◆ **Material supplied**
+---+

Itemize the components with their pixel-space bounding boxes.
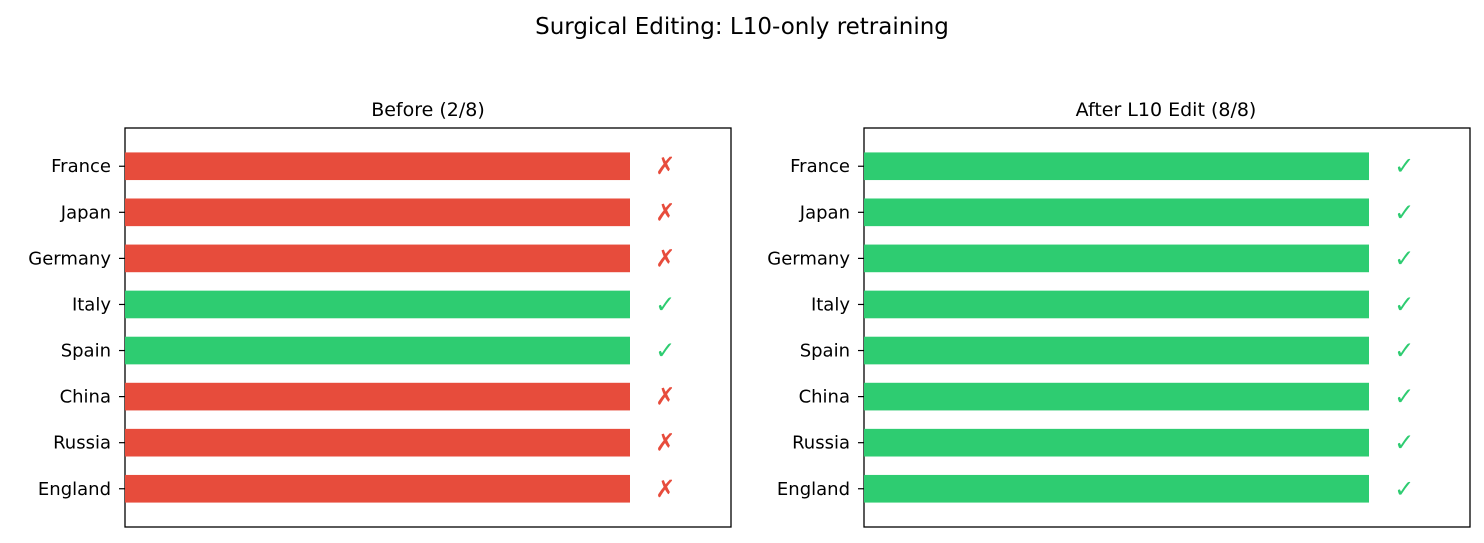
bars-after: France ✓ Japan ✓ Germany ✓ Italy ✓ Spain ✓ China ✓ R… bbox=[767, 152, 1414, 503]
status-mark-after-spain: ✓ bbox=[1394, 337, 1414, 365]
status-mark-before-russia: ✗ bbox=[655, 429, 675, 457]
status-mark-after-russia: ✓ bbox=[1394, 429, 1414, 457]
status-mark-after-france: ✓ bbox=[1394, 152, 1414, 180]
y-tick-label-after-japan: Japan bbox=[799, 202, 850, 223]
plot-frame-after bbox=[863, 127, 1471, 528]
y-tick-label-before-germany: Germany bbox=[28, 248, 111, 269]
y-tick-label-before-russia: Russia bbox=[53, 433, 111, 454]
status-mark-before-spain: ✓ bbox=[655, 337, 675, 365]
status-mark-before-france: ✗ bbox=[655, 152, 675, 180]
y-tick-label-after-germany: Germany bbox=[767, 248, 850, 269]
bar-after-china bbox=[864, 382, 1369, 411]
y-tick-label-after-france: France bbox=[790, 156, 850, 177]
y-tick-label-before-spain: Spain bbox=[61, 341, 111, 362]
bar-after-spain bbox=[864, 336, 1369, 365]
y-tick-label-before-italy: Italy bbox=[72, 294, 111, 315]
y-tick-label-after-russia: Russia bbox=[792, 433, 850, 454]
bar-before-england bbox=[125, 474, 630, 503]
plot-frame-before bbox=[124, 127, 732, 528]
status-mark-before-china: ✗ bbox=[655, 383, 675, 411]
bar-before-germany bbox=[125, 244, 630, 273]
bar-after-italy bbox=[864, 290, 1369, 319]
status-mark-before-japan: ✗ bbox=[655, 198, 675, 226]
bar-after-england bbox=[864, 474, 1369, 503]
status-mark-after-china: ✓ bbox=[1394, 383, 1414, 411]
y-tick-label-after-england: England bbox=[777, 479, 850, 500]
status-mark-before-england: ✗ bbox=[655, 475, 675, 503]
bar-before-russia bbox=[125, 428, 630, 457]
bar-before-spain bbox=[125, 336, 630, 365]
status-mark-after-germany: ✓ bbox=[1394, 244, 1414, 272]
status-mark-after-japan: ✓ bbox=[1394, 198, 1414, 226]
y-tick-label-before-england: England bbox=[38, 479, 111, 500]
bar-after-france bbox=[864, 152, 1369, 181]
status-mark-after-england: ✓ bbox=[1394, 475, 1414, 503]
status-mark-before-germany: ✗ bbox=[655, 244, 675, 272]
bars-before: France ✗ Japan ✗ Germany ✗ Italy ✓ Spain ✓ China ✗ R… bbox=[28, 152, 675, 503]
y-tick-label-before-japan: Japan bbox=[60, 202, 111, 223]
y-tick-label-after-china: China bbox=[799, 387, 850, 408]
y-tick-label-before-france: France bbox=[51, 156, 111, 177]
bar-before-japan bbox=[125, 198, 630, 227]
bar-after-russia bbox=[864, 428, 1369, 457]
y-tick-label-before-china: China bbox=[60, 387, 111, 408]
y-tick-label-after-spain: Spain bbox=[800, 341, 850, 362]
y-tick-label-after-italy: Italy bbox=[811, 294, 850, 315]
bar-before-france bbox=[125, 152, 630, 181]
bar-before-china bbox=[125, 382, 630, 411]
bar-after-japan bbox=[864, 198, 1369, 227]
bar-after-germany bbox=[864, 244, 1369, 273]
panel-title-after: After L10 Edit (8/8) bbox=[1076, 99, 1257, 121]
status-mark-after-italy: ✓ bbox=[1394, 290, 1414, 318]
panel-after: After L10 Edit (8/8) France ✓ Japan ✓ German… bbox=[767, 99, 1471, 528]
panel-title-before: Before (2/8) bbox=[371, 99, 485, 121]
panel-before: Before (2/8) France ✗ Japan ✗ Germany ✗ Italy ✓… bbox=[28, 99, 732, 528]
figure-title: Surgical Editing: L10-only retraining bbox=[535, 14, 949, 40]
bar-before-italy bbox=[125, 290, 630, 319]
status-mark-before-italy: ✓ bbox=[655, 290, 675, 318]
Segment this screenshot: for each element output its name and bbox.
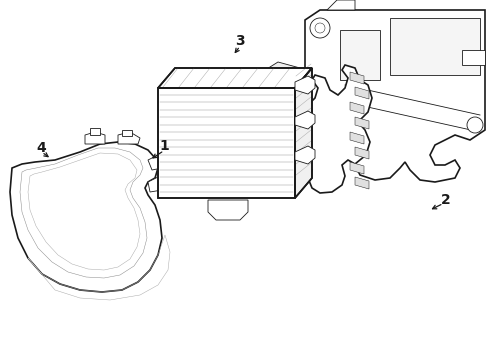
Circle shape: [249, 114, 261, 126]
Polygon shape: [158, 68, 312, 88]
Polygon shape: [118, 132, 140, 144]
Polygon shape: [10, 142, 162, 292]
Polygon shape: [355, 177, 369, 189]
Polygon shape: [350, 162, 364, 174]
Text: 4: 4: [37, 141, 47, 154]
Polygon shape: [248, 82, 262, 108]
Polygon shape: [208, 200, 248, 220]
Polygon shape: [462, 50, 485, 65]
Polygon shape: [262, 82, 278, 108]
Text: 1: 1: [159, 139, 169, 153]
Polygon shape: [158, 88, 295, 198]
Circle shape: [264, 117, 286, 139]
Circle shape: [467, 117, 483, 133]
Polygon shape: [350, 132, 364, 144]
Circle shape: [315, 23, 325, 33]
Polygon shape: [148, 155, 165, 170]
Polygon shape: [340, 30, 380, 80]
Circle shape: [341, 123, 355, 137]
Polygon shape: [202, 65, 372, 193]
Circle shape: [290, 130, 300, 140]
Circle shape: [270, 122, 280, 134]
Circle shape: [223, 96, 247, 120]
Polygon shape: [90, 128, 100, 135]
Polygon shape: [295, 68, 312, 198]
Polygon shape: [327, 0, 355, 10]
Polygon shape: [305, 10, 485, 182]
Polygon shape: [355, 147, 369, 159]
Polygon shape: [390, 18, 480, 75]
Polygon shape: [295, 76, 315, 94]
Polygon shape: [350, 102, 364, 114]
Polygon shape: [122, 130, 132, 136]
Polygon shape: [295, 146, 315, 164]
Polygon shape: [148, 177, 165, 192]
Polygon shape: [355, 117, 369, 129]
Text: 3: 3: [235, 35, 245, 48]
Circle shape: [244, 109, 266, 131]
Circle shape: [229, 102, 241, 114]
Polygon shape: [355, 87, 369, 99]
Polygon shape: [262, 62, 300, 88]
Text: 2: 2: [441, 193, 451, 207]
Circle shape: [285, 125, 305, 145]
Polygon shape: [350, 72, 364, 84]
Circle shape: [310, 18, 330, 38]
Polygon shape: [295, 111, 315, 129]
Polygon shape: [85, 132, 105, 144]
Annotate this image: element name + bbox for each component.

+---+

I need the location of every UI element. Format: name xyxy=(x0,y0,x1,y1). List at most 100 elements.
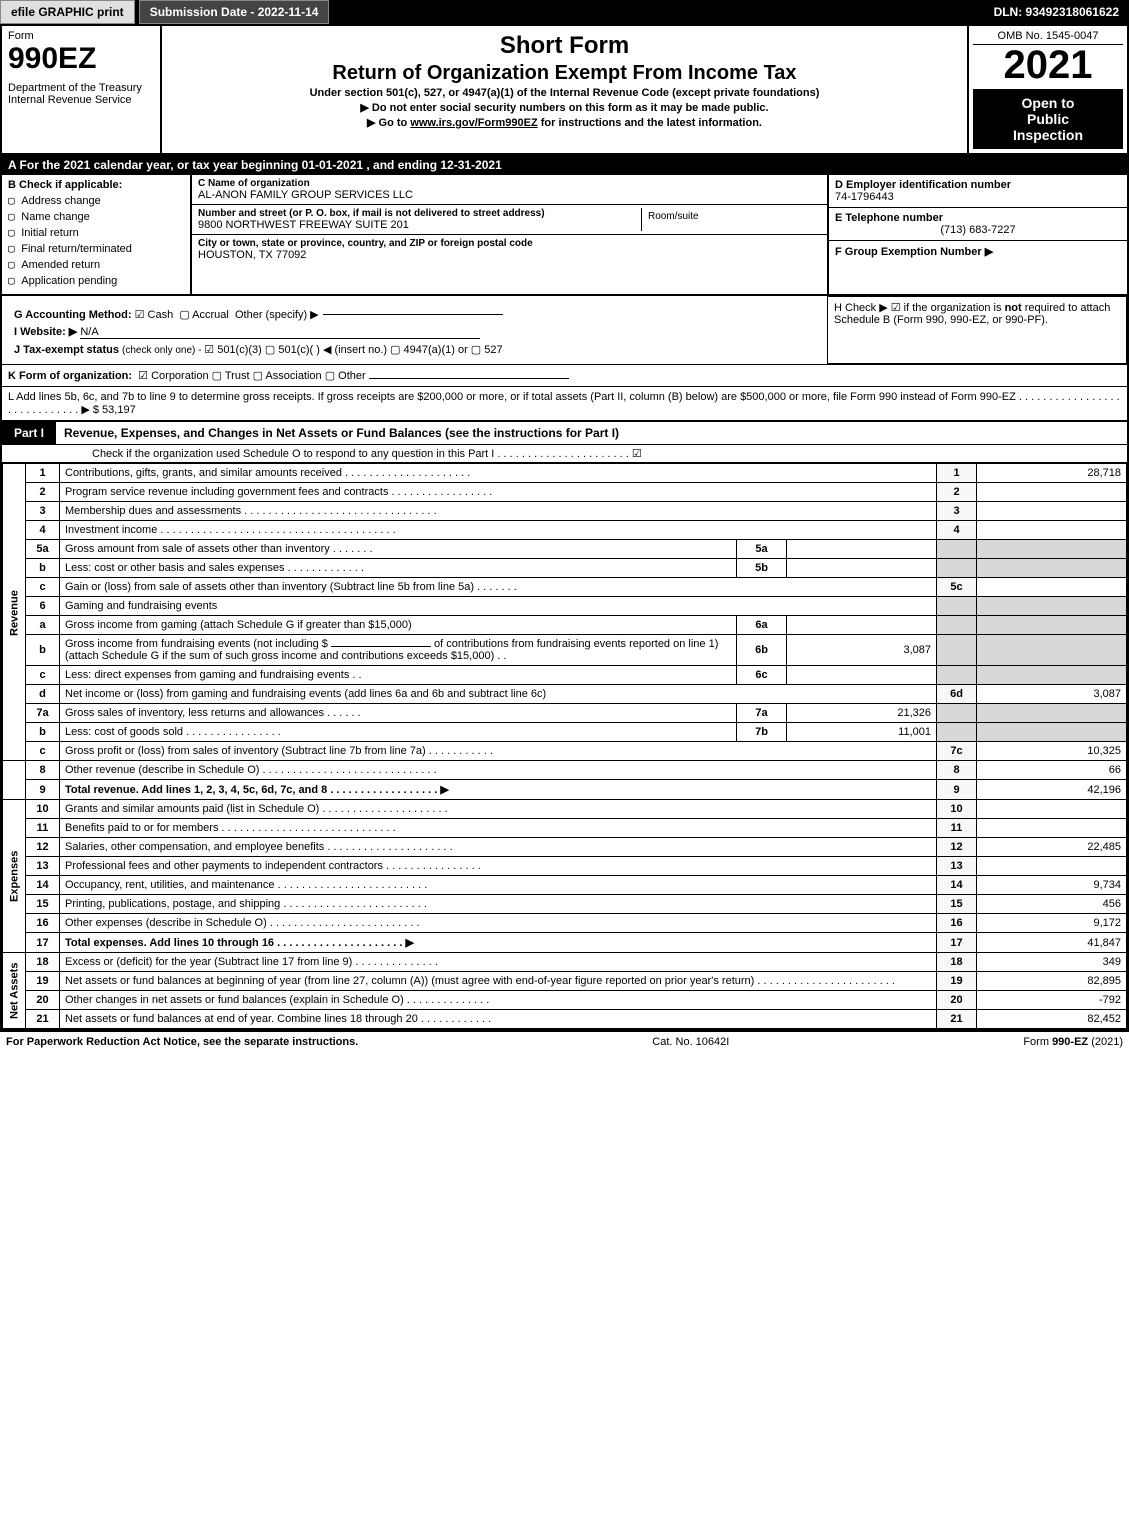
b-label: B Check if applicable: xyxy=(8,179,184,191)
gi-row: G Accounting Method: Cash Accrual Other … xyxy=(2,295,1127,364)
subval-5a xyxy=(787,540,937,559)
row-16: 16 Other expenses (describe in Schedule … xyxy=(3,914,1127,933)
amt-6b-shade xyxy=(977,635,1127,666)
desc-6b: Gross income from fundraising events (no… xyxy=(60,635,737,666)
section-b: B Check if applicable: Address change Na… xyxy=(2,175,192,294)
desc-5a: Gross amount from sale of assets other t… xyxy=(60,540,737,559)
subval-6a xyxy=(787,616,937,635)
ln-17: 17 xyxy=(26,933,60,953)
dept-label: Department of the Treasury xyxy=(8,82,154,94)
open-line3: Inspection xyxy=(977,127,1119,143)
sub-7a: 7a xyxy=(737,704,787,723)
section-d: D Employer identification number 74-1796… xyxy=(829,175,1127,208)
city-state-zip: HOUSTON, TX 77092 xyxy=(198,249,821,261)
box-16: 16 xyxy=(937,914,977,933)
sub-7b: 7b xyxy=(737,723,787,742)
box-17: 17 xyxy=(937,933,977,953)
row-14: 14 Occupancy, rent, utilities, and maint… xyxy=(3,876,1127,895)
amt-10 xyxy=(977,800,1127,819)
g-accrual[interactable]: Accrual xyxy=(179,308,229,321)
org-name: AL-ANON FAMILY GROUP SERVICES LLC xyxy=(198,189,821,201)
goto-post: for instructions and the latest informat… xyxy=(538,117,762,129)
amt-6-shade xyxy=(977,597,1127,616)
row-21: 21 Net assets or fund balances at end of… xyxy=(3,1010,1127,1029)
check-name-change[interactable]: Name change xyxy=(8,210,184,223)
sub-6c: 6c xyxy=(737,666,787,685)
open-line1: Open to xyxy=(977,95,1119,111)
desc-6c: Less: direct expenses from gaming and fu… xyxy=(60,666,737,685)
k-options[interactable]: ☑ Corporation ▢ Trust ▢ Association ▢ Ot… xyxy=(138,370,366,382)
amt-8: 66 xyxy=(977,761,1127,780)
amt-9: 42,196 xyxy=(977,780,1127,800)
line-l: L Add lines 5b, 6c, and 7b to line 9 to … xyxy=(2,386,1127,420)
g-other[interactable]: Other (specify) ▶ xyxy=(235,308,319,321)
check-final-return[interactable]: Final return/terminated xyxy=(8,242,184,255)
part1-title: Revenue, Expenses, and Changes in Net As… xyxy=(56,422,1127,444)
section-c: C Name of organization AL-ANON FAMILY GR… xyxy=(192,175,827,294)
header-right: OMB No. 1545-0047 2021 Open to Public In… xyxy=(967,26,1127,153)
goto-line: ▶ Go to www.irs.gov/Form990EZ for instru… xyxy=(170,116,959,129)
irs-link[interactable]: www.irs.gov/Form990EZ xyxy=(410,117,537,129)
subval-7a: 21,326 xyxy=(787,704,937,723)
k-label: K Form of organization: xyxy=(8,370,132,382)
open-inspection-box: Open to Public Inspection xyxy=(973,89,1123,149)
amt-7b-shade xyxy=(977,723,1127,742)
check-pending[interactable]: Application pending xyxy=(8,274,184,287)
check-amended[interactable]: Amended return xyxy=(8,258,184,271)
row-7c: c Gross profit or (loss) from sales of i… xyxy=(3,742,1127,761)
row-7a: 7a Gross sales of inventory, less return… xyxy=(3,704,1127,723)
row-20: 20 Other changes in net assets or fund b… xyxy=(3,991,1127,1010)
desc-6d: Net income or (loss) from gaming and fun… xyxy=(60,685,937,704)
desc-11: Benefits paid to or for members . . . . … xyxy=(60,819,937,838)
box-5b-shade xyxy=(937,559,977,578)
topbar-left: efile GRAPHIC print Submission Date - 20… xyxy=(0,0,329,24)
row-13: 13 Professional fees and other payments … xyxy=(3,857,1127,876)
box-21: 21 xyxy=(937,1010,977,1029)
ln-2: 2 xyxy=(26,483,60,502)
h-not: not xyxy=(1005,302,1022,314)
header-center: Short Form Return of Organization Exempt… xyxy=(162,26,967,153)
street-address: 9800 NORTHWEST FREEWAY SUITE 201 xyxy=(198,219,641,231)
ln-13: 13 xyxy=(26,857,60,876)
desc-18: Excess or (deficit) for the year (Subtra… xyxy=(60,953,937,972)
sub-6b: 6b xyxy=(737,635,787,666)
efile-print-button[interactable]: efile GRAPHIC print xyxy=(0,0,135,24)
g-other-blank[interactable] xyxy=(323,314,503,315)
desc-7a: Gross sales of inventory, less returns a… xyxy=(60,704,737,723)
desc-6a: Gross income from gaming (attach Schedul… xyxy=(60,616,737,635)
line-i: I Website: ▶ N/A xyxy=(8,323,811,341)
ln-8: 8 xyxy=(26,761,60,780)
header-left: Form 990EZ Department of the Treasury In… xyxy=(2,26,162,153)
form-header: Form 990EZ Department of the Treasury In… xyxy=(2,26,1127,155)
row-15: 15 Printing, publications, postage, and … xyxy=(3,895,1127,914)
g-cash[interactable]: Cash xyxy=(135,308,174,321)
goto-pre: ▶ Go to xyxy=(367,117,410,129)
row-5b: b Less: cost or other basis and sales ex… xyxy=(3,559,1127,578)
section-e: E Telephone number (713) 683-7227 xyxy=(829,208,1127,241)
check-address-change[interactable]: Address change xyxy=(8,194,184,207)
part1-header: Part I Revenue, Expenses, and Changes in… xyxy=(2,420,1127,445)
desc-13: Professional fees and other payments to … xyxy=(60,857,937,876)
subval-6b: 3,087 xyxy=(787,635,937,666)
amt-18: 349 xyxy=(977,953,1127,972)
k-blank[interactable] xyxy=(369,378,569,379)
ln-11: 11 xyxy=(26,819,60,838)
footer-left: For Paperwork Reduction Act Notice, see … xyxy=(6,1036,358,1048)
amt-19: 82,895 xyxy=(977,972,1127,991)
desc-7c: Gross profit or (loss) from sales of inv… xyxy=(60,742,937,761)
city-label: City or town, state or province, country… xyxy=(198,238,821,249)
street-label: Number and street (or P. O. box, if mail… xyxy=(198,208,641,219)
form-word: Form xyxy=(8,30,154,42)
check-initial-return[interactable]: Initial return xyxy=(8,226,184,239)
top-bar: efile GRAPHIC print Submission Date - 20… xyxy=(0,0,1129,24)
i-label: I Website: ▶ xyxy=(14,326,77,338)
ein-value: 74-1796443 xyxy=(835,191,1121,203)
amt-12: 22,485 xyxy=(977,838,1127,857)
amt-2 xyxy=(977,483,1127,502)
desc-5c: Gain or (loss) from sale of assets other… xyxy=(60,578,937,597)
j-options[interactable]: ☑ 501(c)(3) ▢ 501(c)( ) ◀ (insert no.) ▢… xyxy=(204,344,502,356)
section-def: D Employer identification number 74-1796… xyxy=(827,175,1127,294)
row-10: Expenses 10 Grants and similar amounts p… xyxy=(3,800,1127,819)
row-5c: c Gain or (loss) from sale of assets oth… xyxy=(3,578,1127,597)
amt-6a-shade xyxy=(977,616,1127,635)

+---+

Print the lines of the first listing above verbatim, beginning at the line that contains "bars-after: France ✓" and stopping after the line that contains "y-tick-label-before-italy: Italy bbox=[72, 294, 111, 315]", with both of those lines included.

◆ **Answer for the task**
bars-after: France ✓ Japan ✓ Germany ✓ Italy ✓ Spain ✓ China ✓ R… bbox=[767, 152, 1414, 503]
status-mark-after-spain: ✓ bbox=[1394, 337, 1414, 365]
status-mark-before-russia: ✗ bbox=[655, 429, 675, 457]
status-mark-after-russia: ✓ bbox=[1394, 429, 1414, 457]
status-mark-after-france: ✓ bbox=[1394, 152, 1414, 180]
y-tick-label-after-japan: Japan bbox=[799, 202, 850, 223]
plot-frame-after bbox=[863, 127, 1471, 528]
y-tick-label-before-germany: Germany bbox=[28, 248, 111, 269]
y-tick-label-before-russia: Russia bbox=[53, 433, 111, 454]
status-mark-before-spain: ✓ bbox=[655, 337, 675, 365]
status-mark-before-france: ✗ bbox=[655, 152, 675, 180]
y-tick-label-after-germany: Germany bbox=[767, 248, 850, 269]
bar-after-china bbox=[864, 382, 1369, 411]
y-tick-label-after-france: France bbox=[790, 156, 850, 177]
y-tick-label-before-spain: Spain bbox=[61, 341, 111, 362]
bar-after-spain bbox=[864, 336, 1369, 365]
y-tick-label-before-italy: Italy bbox=[72, 294, 111, 315]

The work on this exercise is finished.